Вслед за тем выехал на фронт Верховный Главнокомандующий, член директории генерал Болдырев; и они разминулись – генерал Болдырев ехал в Уфу, а адмирал Колчак возвращался из Екатеринбурга в Омск.
А в новой столице в то же время шли совещания кабинета министров, на которых решалось, как следует произвести смену директории; о том, что ее надо сменить, вопрос был уже решен, так как выяснилась не только совершенная бесполезность и бессильность этой власти, но и ее чрезмерный склон на сторону социалистов-революционеров, т. е. той партии, которая ей же объявила войну и призвала к ней население. Ясно было, что при оставлении у власти директории произойдет взрыв; вспыхнут восстания, которые не только погубят начатое успешно Сибирским правительством дело, но ввергнут страну в состояние анархии и еще худшего большевицкого разгула, чем было до лета 1919 года.
Совет министров пришел к решению передать всю полноту власти адмиралу Колчаку, как Верховному Правителю и Верховному Главнокомандующему. Это было вечером 17 ноября, а в ночь на 18 ноября полковники Сибирского казачьего войска Волков и Катанаев со своими казаками окружили квартиры председателя и членов директории и арестовали их. Так что, когда совет министров пришел к адмиралу Колчаку объявить о своем решении и просить взять на себя тяжкое время высшей власти, – директории фактически не существовало; она вся была арестована, а генерал Болдырев находился в Уфе.
Мне известно совершенно достоверно, что адмирал А.В. Колчак не только сам не добивался власти, но и уклонялся от нее. Личность Верховного Правителя вырисовывается исключительно светлой, рыцарски-чистой и прямой; это был крупный русский патриот, человек большого ума и образования, ученый путешественник и выдающийся моряк-флотоводец. Александр Васильевич Колчак, как человек, отличался большой добротой, мягким и даже чувствительным сердцем; его волевой характер, надломленный революцией, был очень вспыльчив. Настроения быстро менялись под давлением незначительных событий и первых известий, амплитуда колебаний от полной надежды до упадка ее проходила легко и быстро. В дни подъема настроения влияние его на людей было почти неограниченно; прямой, глубоко проникающий взгляд горящих глаз умел подчинить себе волю других, как бы гипнотизируя их силою многогранной души. Адмирал принял на себя тяжесть власти, как подвиг, руководимый чувством самопожертвования во имя чести и спасения Родины; и все дальнейшее его служение до конца было проникнуто сильной любовью к России и высокоразвитым сознанием долга.

> Листинг:
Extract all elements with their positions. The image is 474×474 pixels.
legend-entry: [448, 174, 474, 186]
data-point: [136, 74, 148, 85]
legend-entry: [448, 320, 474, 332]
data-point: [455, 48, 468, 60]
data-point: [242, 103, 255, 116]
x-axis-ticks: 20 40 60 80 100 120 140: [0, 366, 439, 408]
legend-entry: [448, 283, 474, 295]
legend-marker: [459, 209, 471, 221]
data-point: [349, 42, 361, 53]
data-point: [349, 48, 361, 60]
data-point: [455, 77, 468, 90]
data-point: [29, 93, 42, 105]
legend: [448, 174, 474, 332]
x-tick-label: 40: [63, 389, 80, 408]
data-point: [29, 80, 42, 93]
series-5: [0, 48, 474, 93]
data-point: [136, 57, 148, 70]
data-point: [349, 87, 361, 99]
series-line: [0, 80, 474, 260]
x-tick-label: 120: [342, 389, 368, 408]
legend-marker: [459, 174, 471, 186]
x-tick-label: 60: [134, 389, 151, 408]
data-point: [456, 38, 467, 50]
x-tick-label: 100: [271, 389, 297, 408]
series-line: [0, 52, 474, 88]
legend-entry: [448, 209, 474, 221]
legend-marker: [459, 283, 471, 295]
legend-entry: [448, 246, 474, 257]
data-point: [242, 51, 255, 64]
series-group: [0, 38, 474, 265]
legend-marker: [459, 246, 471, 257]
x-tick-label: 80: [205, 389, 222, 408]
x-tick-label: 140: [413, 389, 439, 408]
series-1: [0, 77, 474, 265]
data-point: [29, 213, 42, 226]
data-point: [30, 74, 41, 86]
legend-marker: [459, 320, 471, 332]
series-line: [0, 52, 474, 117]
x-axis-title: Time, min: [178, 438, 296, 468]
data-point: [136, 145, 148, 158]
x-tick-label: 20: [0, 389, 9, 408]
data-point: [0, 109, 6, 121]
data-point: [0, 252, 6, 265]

> Список заданий:
1. Ответьте по отрывку о приходе Колчака к власти:
(a) Куда ехал генерал Болдырев, когда разминулся с адмиралом Колчаком?
(b) Когда совет министров решил передать всю полноту власти адмиралу Колчаку?
(c) Чем, по отрывку, отличался Александр Васильевич Колчак как человек?
2. Перепишите из отрывка о приходе Колчака к власти фрагмент, начиная с «А в новой столице» и заканчивая «лета 1919 года.».

> Выполненные задания:
1.
(a) В Уфу.
(b) Вечером 17 ноября.
(c) Большой добротой, мягким и даже чувствительным сердцем.

2.
А в новой столице в то же время шли совещания кабинета министров, на которых решалось, как следует произвести смену директории; о том, что ее надо сменить, вопрос был уже решен, так как выяснилась не только совершенная бесполезность и бессильность этой власти, но и ее чрезмерный склон на сторону социалистов-революционеров, т. е. той партии, которая ей же объявила войну и призвала к ней население. Ясно было, что при оставлении у власти директории произойдет взрыв; вспыхнут восстания, которые не только погубят начатое успешно Сибирским правительством дело, но ввергнут страну в состояние анархии и еще худшего большевицкого разгула, чем было до лета 1919 года.